## Set exercise
Each record below must be returned exactly as shown.

## Excerpted records

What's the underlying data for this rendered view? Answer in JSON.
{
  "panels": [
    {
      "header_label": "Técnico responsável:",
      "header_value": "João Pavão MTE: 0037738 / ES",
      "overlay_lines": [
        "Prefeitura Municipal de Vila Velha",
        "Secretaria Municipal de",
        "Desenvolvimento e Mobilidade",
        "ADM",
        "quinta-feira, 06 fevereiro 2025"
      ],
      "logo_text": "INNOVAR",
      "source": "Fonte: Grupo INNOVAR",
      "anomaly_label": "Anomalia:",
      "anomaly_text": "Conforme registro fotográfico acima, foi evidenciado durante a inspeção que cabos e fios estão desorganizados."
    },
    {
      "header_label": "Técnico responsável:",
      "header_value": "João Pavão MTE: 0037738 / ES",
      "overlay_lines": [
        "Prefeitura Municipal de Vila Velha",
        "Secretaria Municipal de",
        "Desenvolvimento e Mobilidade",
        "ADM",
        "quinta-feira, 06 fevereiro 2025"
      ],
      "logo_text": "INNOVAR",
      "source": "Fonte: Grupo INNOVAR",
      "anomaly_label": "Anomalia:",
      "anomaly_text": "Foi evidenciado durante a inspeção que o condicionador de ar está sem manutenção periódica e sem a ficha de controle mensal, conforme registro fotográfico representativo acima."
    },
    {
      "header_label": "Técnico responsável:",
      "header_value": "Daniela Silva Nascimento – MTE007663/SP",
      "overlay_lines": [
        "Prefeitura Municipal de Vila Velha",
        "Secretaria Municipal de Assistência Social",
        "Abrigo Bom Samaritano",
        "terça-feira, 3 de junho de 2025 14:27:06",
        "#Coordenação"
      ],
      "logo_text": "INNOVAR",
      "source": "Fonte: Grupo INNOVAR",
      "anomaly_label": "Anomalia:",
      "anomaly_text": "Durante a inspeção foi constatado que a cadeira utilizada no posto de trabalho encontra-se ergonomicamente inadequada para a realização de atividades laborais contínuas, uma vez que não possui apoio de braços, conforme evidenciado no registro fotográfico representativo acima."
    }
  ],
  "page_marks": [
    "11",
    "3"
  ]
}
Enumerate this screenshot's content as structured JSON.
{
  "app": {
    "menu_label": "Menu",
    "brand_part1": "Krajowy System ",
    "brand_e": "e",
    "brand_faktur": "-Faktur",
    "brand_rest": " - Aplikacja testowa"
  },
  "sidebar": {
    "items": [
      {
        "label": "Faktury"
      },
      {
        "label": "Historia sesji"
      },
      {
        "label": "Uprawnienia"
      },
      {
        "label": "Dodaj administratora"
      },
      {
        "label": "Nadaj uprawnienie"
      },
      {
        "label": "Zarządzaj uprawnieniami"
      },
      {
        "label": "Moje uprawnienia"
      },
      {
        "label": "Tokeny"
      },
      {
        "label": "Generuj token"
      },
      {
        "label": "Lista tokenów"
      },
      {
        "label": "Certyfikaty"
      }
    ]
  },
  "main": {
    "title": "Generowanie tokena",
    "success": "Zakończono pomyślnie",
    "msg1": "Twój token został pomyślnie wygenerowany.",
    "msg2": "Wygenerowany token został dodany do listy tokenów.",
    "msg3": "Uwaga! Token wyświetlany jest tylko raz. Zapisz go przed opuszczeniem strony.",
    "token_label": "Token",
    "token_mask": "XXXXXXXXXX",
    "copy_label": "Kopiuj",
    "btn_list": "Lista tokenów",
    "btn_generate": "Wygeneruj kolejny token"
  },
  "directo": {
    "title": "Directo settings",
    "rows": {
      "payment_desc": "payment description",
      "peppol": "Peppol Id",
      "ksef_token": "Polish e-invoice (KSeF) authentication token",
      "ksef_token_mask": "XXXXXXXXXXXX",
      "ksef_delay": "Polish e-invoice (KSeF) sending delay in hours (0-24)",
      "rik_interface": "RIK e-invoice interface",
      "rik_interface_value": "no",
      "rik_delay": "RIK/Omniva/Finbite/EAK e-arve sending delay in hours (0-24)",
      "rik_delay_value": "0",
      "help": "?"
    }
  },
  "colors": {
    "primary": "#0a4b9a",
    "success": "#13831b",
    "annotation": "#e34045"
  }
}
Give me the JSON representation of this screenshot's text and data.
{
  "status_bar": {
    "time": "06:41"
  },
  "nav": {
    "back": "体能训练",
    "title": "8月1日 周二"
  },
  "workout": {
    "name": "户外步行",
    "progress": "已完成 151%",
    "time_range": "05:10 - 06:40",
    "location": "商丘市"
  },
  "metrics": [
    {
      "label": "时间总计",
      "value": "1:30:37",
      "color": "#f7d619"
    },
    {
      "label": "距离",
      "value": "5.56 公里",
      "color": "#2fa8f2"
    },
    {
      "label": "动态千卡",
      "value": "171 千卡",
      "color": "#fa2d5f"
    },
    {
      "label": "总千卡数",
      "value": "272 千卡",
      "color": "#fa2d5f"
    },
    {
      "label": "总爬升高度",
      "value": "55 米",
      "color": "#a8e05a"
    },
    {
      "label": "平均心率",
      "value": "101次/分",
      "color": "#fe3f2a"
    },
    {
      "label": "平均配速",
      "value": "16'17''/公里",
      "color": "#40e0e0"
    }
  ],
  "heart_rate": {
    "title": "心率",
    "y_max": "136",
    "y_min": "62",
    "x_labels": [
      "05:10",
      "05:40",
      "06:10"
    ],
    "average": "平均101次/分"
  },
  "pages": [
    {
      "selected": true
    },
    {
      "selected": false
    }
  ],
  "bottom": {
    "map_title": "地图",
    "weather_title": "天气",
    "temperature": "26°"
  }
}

## The result
What's the underlying data for this rendered view? Answer in JSON.
{
  "panels": [
    {
      "header_label": "Técnico responsável:",
      "header_value": "João Pavão MTE: 0037738 / ES",
      "overlay_lines": [
        "Prefeitura Municipal de Vila Velha",
        "Secretaria Municipal de",
        "Desenvolvimento e Mobilidade",
        "ADM",
        "quinta-feira, 06 fevereiro 2025"
      ],
      "logo_text": "INNOVAR",
      "source": "Fonte: Grupo INNOVAR",
      "anomaly_label": "Anomalia:",
      "anomaly_text": "Conforme registro fotográfico acima, foi evidenciado durante a inspeção que cabos e fios estão desorganizados."
    },
    {
      "header_label": "Técnico responsável:",
      "header_value": "João Pavão MTE: 0037738 / ES",
      "overlay_lines": [
        "Prefeitura Municipal de Vila Velha",
        "Secretaria Municipal de",
        "Desenvolvimento e Mobilidade",
        "ADM",
        "quinta-feira, 06 fevereiro 2025"
      ],
      "logo_text": "INNOVAR",
      "source": "Fonte: Grupo INNOVAR",
      "anomaly_label": "Anomalia:",
      "anomaly_text": "Foi evidenciado durante a inspeção que o condicionador de ar está sem manutenção periódica e sem a ficha de controle mensal, conforme registro fotográfico representativo acima."
    },
    {
      "header_label": "Técnico responsável:",
      "header_value": "Daniela Silva Nascimento – MTE007663/SP",
      "overlay_lines": [
        "Prefeitura Municipal de Vila Velha",
        "Secretaria Municipal de Assistência Social",
        "Abrigo Bom Samaritano",
        "terça-feira, 3 de junho de 2025 14:27:06",
        "#Coordenação"
      ],
      "logo_text": "INNOVAR",
      "source": "Fonte: Grupo INNOVAR",
      "anomaly_label": "Anomalia:",
      "anomaly_text": "Durante a inspeção foi constatado que a cadeira utilizada no posto de trabalho encontra-se ergonomicamente inadequada para a realização de atividades laborais contínuas, uma vez que não possui apoio de braços, conforme evidenciado no registro fotográfico representativo acima."
    }
  ],
  "page_marks": [
    "11",
    "3"
  ]
}
Enumerate this screenshot's content as structured JSON.
{
  "app": {
    "menu_label": "Menu",
    "brand_part1": "Krajowy System ",
    "brand_e": "e",
    "brand_faktur": "-Faktur",
    "brand_rest": " - Aplikacja testowa"
  },
  "sidebar": {
    "items": [
      {
        "label": "Faktury"
      },
      {
        "label": "Historia sesji"
      },
      {
        "label": "Uprawnienia"
      },
      {
        "label": "Dodaj administratora"
      },
      {
        "label": "Nadaj uprawnienie"
      },
      {
        "label": "Zarządzaj uprawnieniami"
      },
      {
        "label": "Moje uprawnienia"
      },
      {
        "label": "Tokeny"
      },
      {
        "label": "Generuj token"
      },
      {
        "label": "Lista tokenów"
      },
      {
        "label": "Certyfikaty"
      }
    ]
  },
  "main": {
    "title": "Generowanie tokena",
    "success": "Zakończono pomyślnie",
    "msg1": "Twój token został pomyślnie wygenerowany.",
    "msg2": "Wygenerowany token został dodany do listy tokenów.",
    "msg3": "Uwaga! Token wyświetlany jest tylko raz. Zapisz go przed opuszczeniem strony.",
    "token_label": "Token",
    "token_mask": "XXXXXXXXXX",
    "copy_label": "Kopiuj",
    "btn_list": "Lista tokenów",
    "btn_generate": "Wygeneruj kolejny token"
  },
  "directo": {
    "title": "Directo settings",
    "rows": {
      "payment_desc": "payment description",
      "peppol": "Peppol Id",
      "ksef_token": "Polish e-invoice (KSeF) authentication token",
      "ksef_token_mask": "XXXXXXXXXXXX",
      "ksef_delay": "Polish e-invoice (KSeF) sending delay in hours (0-24)",
      "rik_interface": "RIK e-invoice interface",
      "rik_interface_value": "no",
      "rik_delay": "RIK/Omniva/Finbite/EAK e-arve sending delay in hours (0-24)",
      "rik_delay_value": "0",
      "help": "?"
    }
  },
  "colors": {
    "primary": "#0a4b9a",
    "success": "#13831b",
    "annotation": "#e34045"
  }
}
Give me the JSON representation of this screenshot's text and data.
{
  "status_bar": {
    "time": "06:41"
  },
  "nav": {
    "back": "体能训练",
    "title": "8月1日 周二"
  },
  "workout": {
    "name": "户外步行",
    "progress": "已完成 151%",
    "time_range": "05:10 - 06:40",
    "location": "商丘市"
  },
  "metrics": [
    {
      "label": "时间总计",
      "value": "1:30:37",
      "color": "#f7d619"
    },
    {
      "label": "距离",
      "value": "5.56 公里",
      "color": "#2fa8f2"
    },
    {
      "label": "动态千卡",
      "value": "171 千卡",
      "color": "#fa2d5f"
    },
    {
      "label": "总千卡数",
      "value": "272 千卡",
      "color": "#fa2d5f"
    },
    {
      "label": "总爬升高度",
      "value": "55 米",
      "color": "#a8e05a"
    },
    {
      "label": "平均心率",
      "value": "101次/分",
      "color": "#fe3f2a"
    },
    {
      "label": "平均配速",
      "value": "16'17''/公里",
      "color": "#40e0e0"
    }
  ],
  "heart_rate": {
    "title": "心率",
    "y_max": "136",
    "y_min": "62",
    "x_labels": [
      "05:10",
      "05:40",
      "06:10"
    ],
    "average": "平均101次/分"
  },
  "pages": [
    {
      "selected": true
    },
    {
      "selected": false
    }
  ],
  "bottom": {
    "map_title": "地图",
    "weather_title": "天气",
    "temperature": "26°"
  }
}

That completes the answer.